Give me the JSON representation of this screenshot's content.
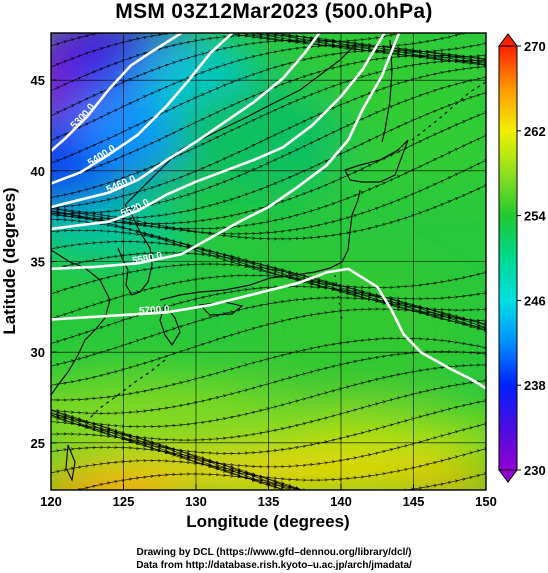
{
  "title": "MSM 03Z12Mar2023 (500.0hPa)",
  "axes": {
    "xlabel": "Longitude (degrees)",
    "ylabel": "Latitude  (degrees)",
    "xlim": [
      120,
      150
    ],
    "ylim": [
      22.4,
      47.6
    ],
    "xticks": [
      120,
      125,
      130,
      135,
      140,
      145,
      150
    ],
    "yticks": [
      25,
      30,
      35,
      40,
      45
    ]
  },
  "colorbar": {
    "min": 230,
    "max": 270,
    "ticks": [
      230,
      238,
      246,
      254,
      262,
      270
    ],
    "colormap": "rainbow"
  },
  "contours": [
    {
      "label": "5300.0",
      "points": [
        [
          120,
          41.1
        ],
        [
          121,
          41.8
        ],
        [
          122.5,
          43
        ],
        [
          124,
          44.5
        ],
        [
          125.5,
          45.8
        ],
        [
          127,
          46.6
        ],
        [
          129,
          47.6
        ]
      ]
    },
    {
      "label": "5400.0",
      "points": [
        [
          120,
          39.3
        ],
        [
          122,
          39.9
        ],
        [
          124,
          40.9
        ],
        [
          126,
          42
        ],
        [
          128,
          43.6
        ],
        [
          129.5,
          45
        ],
        [
          131,
          46.5
        ],
        [
          132.5,
          47.6
        ]
      ]
    },
    {
      "label": "5460.0",
      "points": [
        [
          120,
          38
        ],
        [
          122,
          38.4
        ],
        [
          124,
          38.8
        ],
        [
          126,
          39.5
        ],
        [
          128,
          40.6
        ],
        [
          130,
          41.6
        ],
        [
          132,
          42.7
        ],
        [
          134,
          43.8
        ],
        [
          136,
          45.1
        ],
        [
          137.5,
          46.5
        ],
        [
          138.5,
          47.6
        ]
      ]
    },
    {
      "label": "5520.0",
      "points": [
        [
          120,
          36.8
        ],
        [
          122,
          37
        ],
        [
          124,
          37.2
        ],
        [
          126,
          37.8
        ],
        [
          128,
          38.7
        ],
        [
          130,
          39.4
        ],
        [
          132,
          40
        ],
        [
          134,
          40.6
        ],
        [
          136,
          41.3
        ],
        [
          138,
          42.5
        ],
        [
          140,
          44.1
        ],
        [
          141.5,
          45.6
        ],
        [
          143,
          47.6
        ]
      ]
    },
    {
      "label": "5580.0",
      "points": [
        [
          120,
          34.6
        ],
        [
          123,
          34.7
        ],
        [
          126,
          34.9
        ],
        [
          129,
          35.4
        ],
        [
          131,
          36.3
        ],
        [
          133,
          37.2
        ],
        [
          135,
          38
        ],
        [
          137,
          39.1
        ],
        [
          139,
          40.3
        ],
        [
          140.5,
          41.7
        ],
        [
          141.5,
          43.4
        ],
        [
          142.8,
          45.2
        ],
        [
          144,
          47.6
        ]
      ]
    },
    {
      "label": "5700.0",
      "points": [
        [
          120,
          31.8
        ],
        [
          124,
          32
        ],
        [
          128,
          32.2
        ],
        [
          131,
          32.6
        ],
        [
          134,
          33.2
        ],
        [
          137,
          33.8
        ],
        [
          139,
          34.4
        ],
        [
          140.5,
          34.6
        ],
        [
          141.5,
          34.1
        ],
        [
          142.5,
          33.6
        ],
        [
          143.5,
          32.3
        ],
        [
          144.3,
          31
        ],
        [
          145.5,
          30
        ],
        [
          147.5,
          29.1
        ],
        [
          149,
          28.5
        ],
        [
          150,
          28
        ]
      ]
    }
  ],
  "streamlines": {
    "direction": "westerly",
    "max_speed_region": [
      30,
      36
    ]
  },
  "credits": {
    "line1": "Drawing by DCL (https://www.gfd–dennou.org/library/dcl/)",
    "line2": "Data from http://database.rish.kyoto–u.ac.jp/arch/jmadata/"
  }
}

- **THE TASK**
In the material above, find the lines that contain "degrees" and show them.

- **RESULT FOR THIS TASK**
    "xlabel": "Longitude (degrees)",
    "ylabel": "Latitude  (degrees)",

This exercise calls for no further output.